▶ **Material for the task**:

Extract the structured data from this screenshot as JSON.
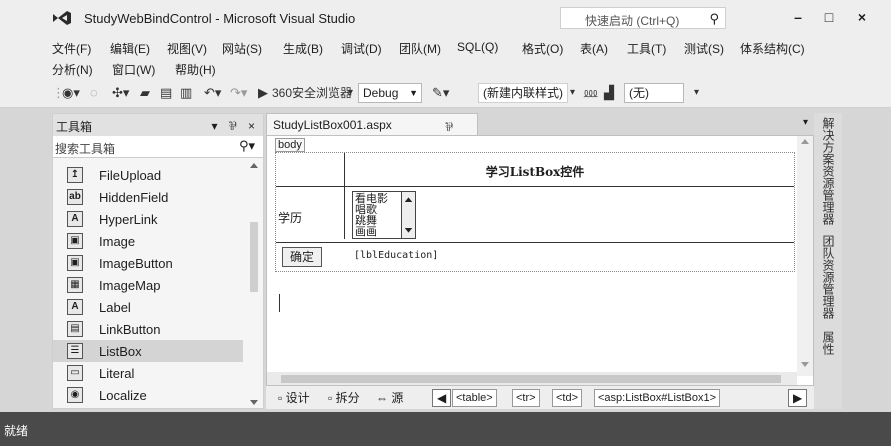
{
  "titlebar": {
    "title": "StudyWebBindControl - Microsoft Visual Studio",
    "quick_launch": "快速启动 (Ctrl+Q)",
    "minimize": "–",
    "maximize": "□",
    "close": "×"
  },
  "menu": {
    "row1": [
      "文件(F)",
      "编辑(E)",
      "视图(V)",
      "网站(S)",
      "生成(B)",
      "调试(D)",
      "团队(M)",
      "SQL(Q)",
      "格式(O)",
      "表(A)",
      "工具(T)",
      "测试(S)",
      "体系结构(C)"
    ],
    "row2": [
      "分析(N)",
      "窗口(W)",
      "帮助(H)"
    ]
  },
  "toolbar": {
    "browser": "360安全浏览器",
    "config": "Debug",
    "style": "(新建内联样式)",
    "target": "(无)"
  },
  "toolbox": {
    "title": "工具箱",
    "pin_close": "▾ ⅌ ×",
    "search_placeholder": "搜索工具箱",
    "items": [
      {
        "label": "FileUpload",
        "icon": "fileupload-icon",
        "glyph": "↥"
      },
      {
        "label": "HiddenField",
        "icon": "hiddenfield-icon",
        "glyph": "ab"
      },
      {
        "label": "HyperLink",
        "icon": "hyperlink-icon",
        "glyph": "A"
      },
      {
        "label": "Image",
        "icon": "image-icon",
        "glyph": "▣"
      },
      {
        "label": "ImageButton",
        "icon": "imagebutton-icon",
        "glyph": "▣"
      },
      {
        "label": "ImageMap",
        "icon": "imagemap-icon",
        "glyph": "▦"
      },
      {
        "label": "Label",
        "icon": "label-icon",
        "glyph": "A"
      },
      {
        "label": "LinkButton",
        "icon": "linkbutton-icon",
        "glyph": "▤"
      },
      {
        "label": "ListBox",
        "icon": "listbox-icon",
        "glyph": "☰"
      },
      {
        "label": "Literal",
        "icon": "literal-icon",
        "glyph": "▭"
      },
      {
        "label": "Localize",
        "icon": "localize-icon",
        "glyph": "◉"
      }
    ],
    "selected_index": 8
  },
  "document": {
    "tab_title": "StudyListBox001.aspx",
    "tab_controls": "⅌ ×",
    "body_tag": "body",
    "table_title": "学习ListBox控件",
    "edu_label": "学历",
    "listbox_items": [
      "看电影",
      "唱歌",
      "跳舞",
      "画画"
    ],
    "ok_button": "确定",
    "label_text": "[lblEducation]"
  },
  "bottombar": {
    "design": "设计",
    "split": "拆分",
    "source": "源",
    "crumbs": [
      "<table>",
      "<tr>",
      "<td>",
      "<asp:ListBox#ListBox1>"
    ]
  },
  "right_panels": [
    "解决方案资源管理器",
    "团队资源管理器",
    "属性"
  ],
  "status": "就绪"
}
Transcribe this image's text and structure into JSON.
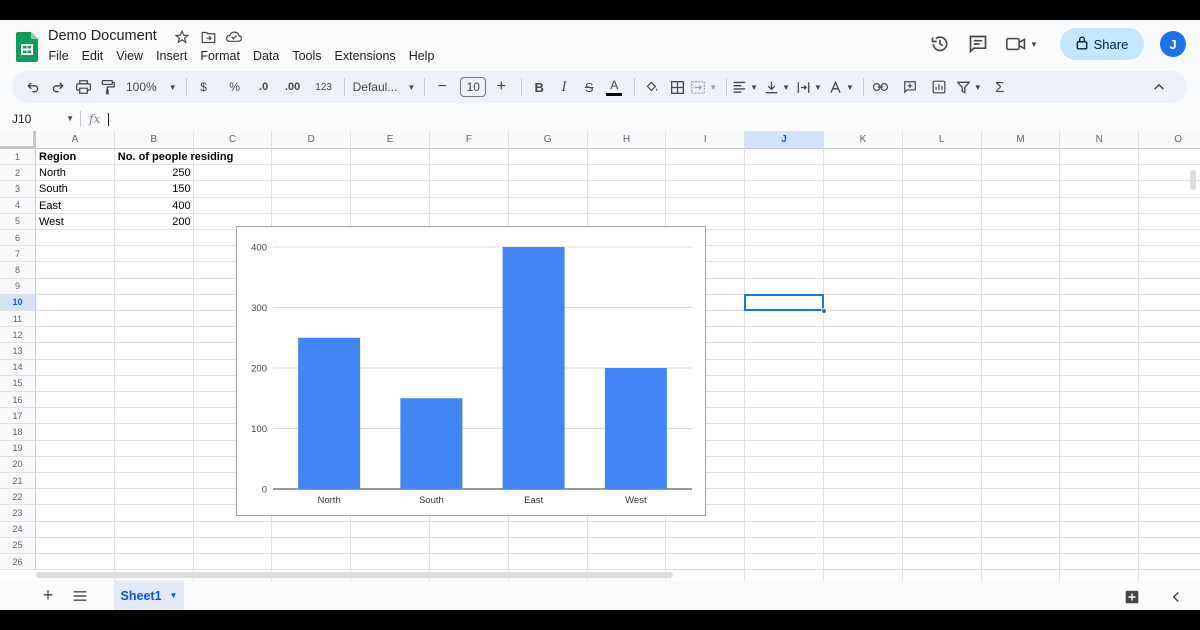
{
  "document": {
    "title": "Demo Document"
  },
  "menu": [
    "File",
    "Edit",
    "View",
    "Insert",
    "Format",
    "Data",
    "Tools",
    "Extensions",
    "Help"
  ],
  "header": {
    "share_label": "Share",
    "avatar_initial": "J"
  },
  "toolbar": {
    "zoom": "100%",
    "currency": "$",
    "percent": "%",
    "decrease_decimal": ".0",
    "increase_decimal": ".00",
    "number_format": "123",
    "font": "Defaul...",
    "font_size": "10"
  },
  "formula_bar": {
    "name_box": "J10",
    "fx": "fx",
    "value": ""
  },
  "grid": {
    "columns": [
      "A",
      "B",
      "C",
      "D",
      "E",
      "F",
      "G",
      "H",
      "I",
      "J",
      "K",
      "L",
      "M",
      "N",
      "O"
    ],
    "selected_column": "J",
    "rows": [
      "1",
      "2",
      "3",
      "4",
      "5",
      "6",
      "7",
      "8",
      "9",
      "10",
      "11",
      "12",
      "13",
      "14",
      "15",
      "16",
      "17",
      "18",
      "19",
      "20",
      "21",
      "22",
      "23",
      "24",
      "25",
      "26"
    ],
    "selected_row": "10",
    "selected_cell": "J10",
    "data": [
      {
        "a": "Region",
        "b": "No. of people residing"
      },
      {
        "a": "North",
        "b": "250"
      },
      {
        "a": "South",
        "b": "150"
      },
      {
        "a": "East",
        "b": "400"
      },
      {
        "a": "West",
        "b": "200"
      }
    ]
  },
  "chart_data": {
    "type": "bar",
    "categories": [
      "North",
      "South",
      "East",
      "West"
    ],
    "values": [
      250,
      150,
      400,
      200
    ],
    "title": "",
    "xlabel": "",
    "ylabel": "",
    "ylim": [
      0,
      400
    ],
    "yticks": [
      "0",
      "100",
      "200",
      "300",
      "400"
    ],
    "grid": true,
    "bar_color": "#4285f4"
  },
  "sheets": [
    {
      "name": "Sheet1",
      "active": true
    }
  ],
  "colors": {
    "accent": "#1a73e8",
    "share_bg": "#c2e7ff",
    "sheets_green": "#0f9d58"
  }
}
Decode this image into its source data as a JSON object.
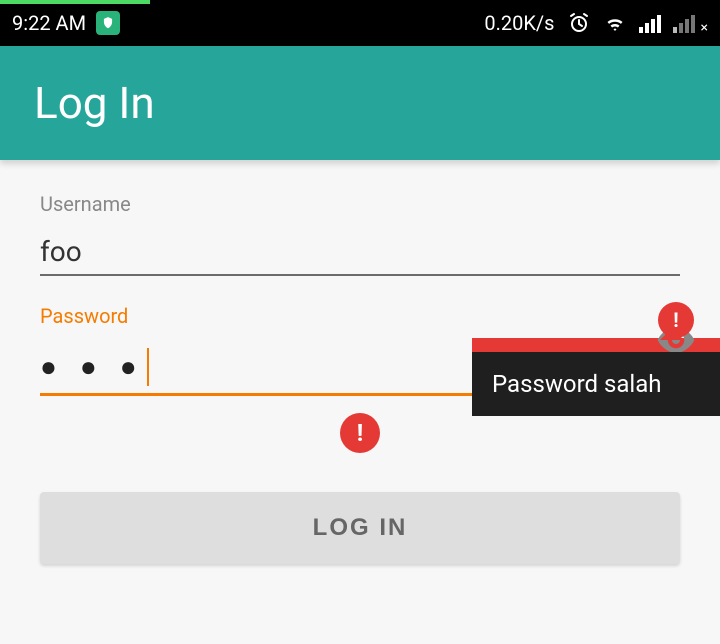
{
  "status_bar": {
    "time": "9:22 AM",
    "data_speed": "0.20K/s"
  },
  "app_bar": {
    "title": "Log In"
  },
  "form": {
    "username_label": "Username",
    "username_value": "foo",
    "password_label": "Password",
    "password_masked": "● ● ●",
    "error_tooltip": "Password salah"
  },
  "buttons": {
    "login": "LOG IN"
  }
}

▶ **To be done**: Skipping the pictures, transcribe each line above exactly as it appears.

▶ **The output**:
Extract the structured data from this screenshot as JSON.
{
  "titlebar": {
    "title": "StudyWebBindControl - Microsoft Visual Studio",
    "quick_launch": "快速启动 (Ctrl+Q)",
    "minimize": "–",
    "maximize": "□",
    "close": "×"
  },
  "menu": {
    "row1": [
      "文件(F)",
      "编辑(E)",
      "视图(V)",
      "网站(S)",
      "生成(B)",
      "调试(D)",
      "团队(M)",
      "SQL(Q)",
      "格式(O)",
      "表(A)",
      "工具(T)",
      "测试(S)",
      "体系结构(C)"
    ],
    "row2": [
      "分析(N)",
      "窗口(W)",
      "帮助(H)"
    ]
  },
  "toolbar": {
    "browser": "360安全浏览器",
    "config": "Debug",
    "style": "(新建内联样式)",
    "target": "(无)"
  },
  "toolbox": {
    "title": "工具箱",
    "pin_close": "▾ ⅌ ×",
    "search_placeholder": "搜索工具箱",
    "items": [
      {
        "label": "FileUpload",
        "icon": "fileupload-icon",
        "glyph": "↥"
      },
      {
        "label": "HiddenField",
        "icon": "hiddenfield-icon",
        "glyph": "ab"
      },
      {
        "label": "HyperLink",
        "icon": "hyperlink-icon",
        "glyph": "A"
      },
      {
        "label": "Image",
        "icon": "image-icon",
        "glyph": "▣"
      },
      {
        "label": "ImageButton",
        "icon": "imagebutton-icon",
        "glyph": "▣"
      },
      {
        "label": "ImageMap",
        "icon": "imagemap-icon",
        "glyph": "▦"
      },
      {
        "label": "Label",
        "icon": "label-icon",
        "glyph": "A"
      },
      {
        "label": "LinkButton",
        "icon": "linkbutton-icon",
        "glyph": "▤"
      },
      {
        "label": "ListBox",
        "icon": "listbox-icon",
        "glyph": "☰"
      },
      {
        "label": "Literal",
        "icon": "literal-icon",
        "glyph": "▭"
      },
      {
        "label": "Localize",
        "icon": "localize-icon",
        "glyph": "◉"
      }
    ],
    "selected_index": 8
  },
  "document": {
    "tab_title": "StudyListBox001.aspx",
    "tab_controls": "⅌ ×",
    "body_tag": "body",
    "table_title": "学习ListBox控件",
    "edu_label": "学历",
    "listbox_items": [
      "看电影",
      "唱歌",
      "跳舞",
      "画画"
    ],
    "ok_button": "确定",
    "label_text": "[lblEducation]"
  },
  "bottombar": {
    "design": "设计",
    "split": "拆分",
    "source": "源",
    "crumbs": [
      "<table>",
      "<tr>",
      "<td>",
      "<asp:ListBox#ListBox1>"
    ]
  },
  "right_panels": [
    "解决方案资源管理器",
    "团队资源管理器",
    "属性"
  ],
  "status": "就绪"
}
Transcribe this image's text and structure into JSON.
{
  "document": {
    "title": "Demo Document"
  },
  "menu": [
    "File",
    "Edit",
    "View",
    "Insert",
    "Format",
    "Data",
    "Tools",
    "Extensions",
    "Help"
  ],
  "header": {
    "share_label": "Share",
    "avatar_initial": "J"
  },
  "toolbar": {
    "zoom": "100%",
    "currency": "$",
    "percent": "%",
    "decrease_decimal": ".0",
    "increase_decimal": ".00",
    "number_format": "123",
    "font": "Defaul...",
    "font_size": "10"
  },
  "formula_bar": {
    "name_box": "J10",
    "fx": "fx",
    "value": ""
  },
  "grid": {
    "columns": [
      "A",
      "B",
      "C",
      "D",
      "E",
      "F",
      "G",
      "H",
      "I",
      "J",
      "K",
      "L",
      "M",
      "N",
      "O"
    ],
    "selected_column": "J",
    "rows": [
      "1",
      "2",
      "3",
      "4",
      "5",
      "6",
      "7",
      "8",
      "9",
      "10",
      "11",
      "12",
      "13",
      "14",
      "15",
      "16",
      "17",
      "18",
      "19",
      "20",
      "21",
      "22",
      "23",
      "24",
      "25",
      "26"
    ],
    "selected_row": "10",
    "selected_cell": "J10",
    "data": [
      {
        "a": "Region",
        "b": "No. of people residing"
      },
      {
        "a": "North",
        "b": "250"
      },
      {
        "a": "South",
        "b": "150"
      },
      {
        "a": "East",
        "b": "400"
      },
      {
        "a": "West",
        "b": "200"
      }
    ]
  },
  "chart_data": {
    "type": "bar",
    "categories": [
      "North",
      "South",
      "East",
      "West"
    ],
    "values": [
      250,
      150,
      400,
      200
    ],
    "title": "",
    "xlabel": "",
    "ylabel": "",
    "ylim": [
      0,
      400
    ],
    "yticks": [
      "0",
      "100",
      "200",
      "300",
      "400"
    ],
    "grid": true,
    "bar_color": "#4285f4"
  },
  "sheets": [
    {
      "name": "Sheet1",
      "active": true
    }
  ],
  "colors": {
    "accent": "#1a73e8",
    "share_bg": "#c2e7ff",
    "sheets_green": "#0f9d58"
  }
}
Decode this image into its source data as a JSON object.
{
  "status_bar": {
    "time": "9:22 AM",
    "data_speed": "0.20K/s"
  },
  "app_bar": {
    "title": "Log In"
  },
  "form": {
    "username_label": "Username",
    "username_value": "foo",
    "password_label": "Password",
    "password_masked": "● ● ●",
    "error_tooltip": "Password salah"
  },
  "buttons": {
    "login": "LOG IN"
  }
}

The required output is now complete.